**GIVEN ENTRIES:**
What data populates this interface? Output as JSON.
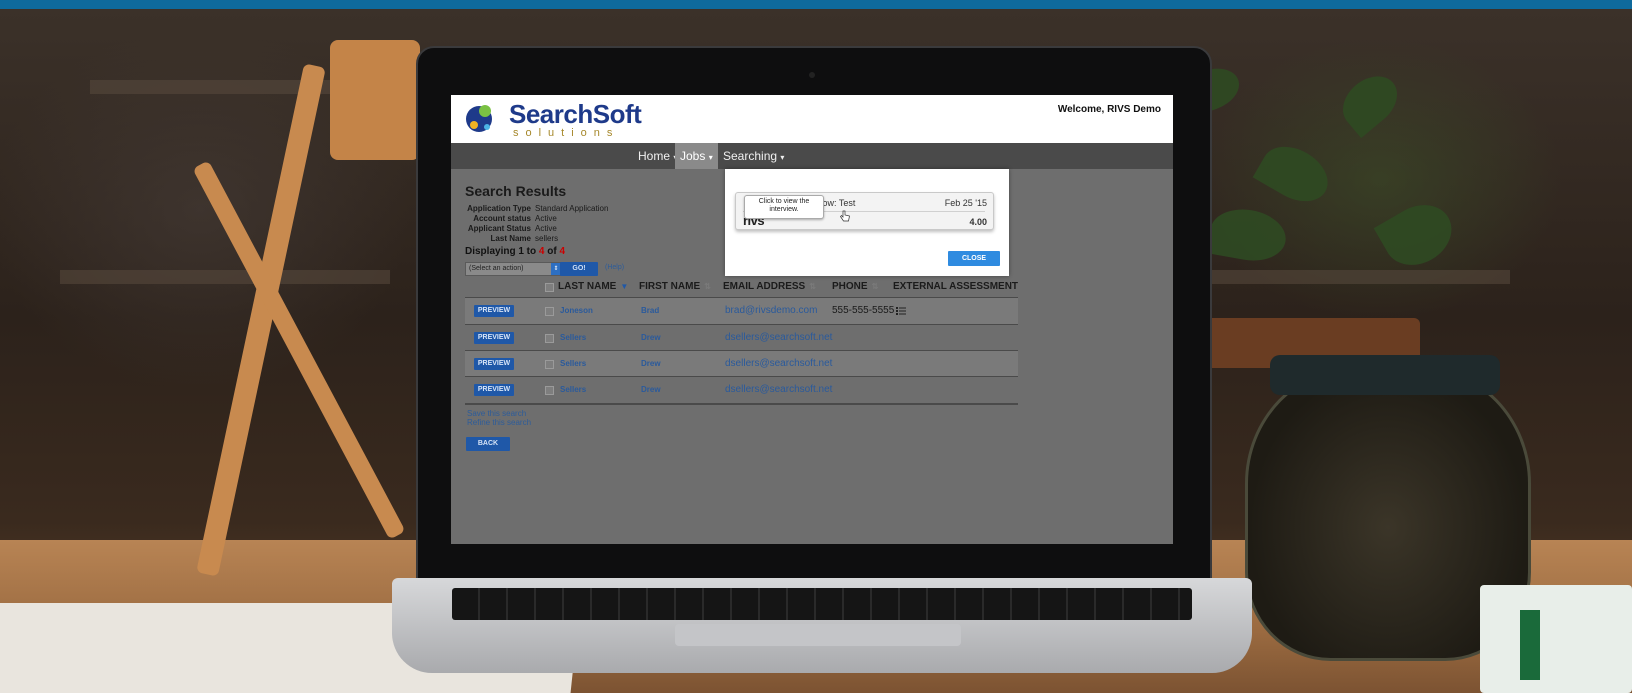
{
  "header": {
    "logo_text": "SearchSoft",
    "logo_sub": "solutions",
    "welcome": "Welcome, RIVS Demo"
  },
  "nav": {
    "items": [
      {
        "label": "Home",
        "caret": "▾"
      },
      {
        "label": "Jobs",
        "caret": "▾"
      },
      {
        "label": "Searching",
        "caret": "▾"
      }
    ],
    "active": "Jobs"
  },
  "search": {
    "title": "Search Results",
    "criteria": [
      {
        "key": "Application Type",
        "value": "Standard Application"
      },
      {
        "key": "Account status",
        "value": "Active"
      },
      {
        "key": "Applicant Status",
        "value": "Active"
      },
      {
        "key": "Last Name",
        "value": "sellers"
      }
    ],
    "displaying_prefix": "Displaying 1 to ",
    "displaying_to": "4",
    "displaying_of": " of ",
    "displaying_total": "4",
    "action_select": "(Select an action)",
    "go_label": "GO!",
    "help_label": "(Help)"
  },
  "table": {
    "headers": {
      "last_name": "LAST NAME",
      "first_name": "FIRST NAME",
      "email": "EMAIL ADDRESS",
      "phone": "PHONE",
      "external": "EXTERNAL ASSESSMENT"
    },
    "preview_label": "PREVIEW",
    "rows": [
      {
        "last_name": "Joneson",
        "first_name": "Brad",
        "email": "brad@rivsdemo.com",
        "phone": "555-555-5555"
      },
      {
        "last_name": "Sellers",
        "first_name": "Drew",
        "email": "dsellers@searchsoft.net",
        "phone": ""
      },
      {
        "last_name": "Sellers",
        "first_name": "Drew",
        "email": "dsellers@searchsoft.net",
        "phone": ""
      },
      {
        "last_name": "Sellers",
        "first_name": "Drew",
        "email": "dsellers@searchsoft.net",
        "phone": ""
      }
    ]
  },
  "links": {
    "save_search": "Save this search",
    "refine_search": "Refine this search",
    "back_label": "BACK"
  },
  "modal": {
    "card_title": "flow: Test",
    "card_date": "Feb 25 '15",
    "card_logo": "rivs",
    "card_score": "4.00",
    "tooltip": "Click to view the interview.",
    "close_label": "CLOSE"
  },
  "colors": {
    "topbar": "#0f6a9c",
    "brand_blue": "#1e3a8a",
    "button_blue": "#1f58a8",
    "close_blue": "#2f8be0",
    "count_red": "#cc0000"
  }
}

**TASK DESCRIPTION:**
Gather every line containing the word "Application" and copy it.

**FULL ANSWER:**
        "key": "Application Type",
        "value": "Standard Application"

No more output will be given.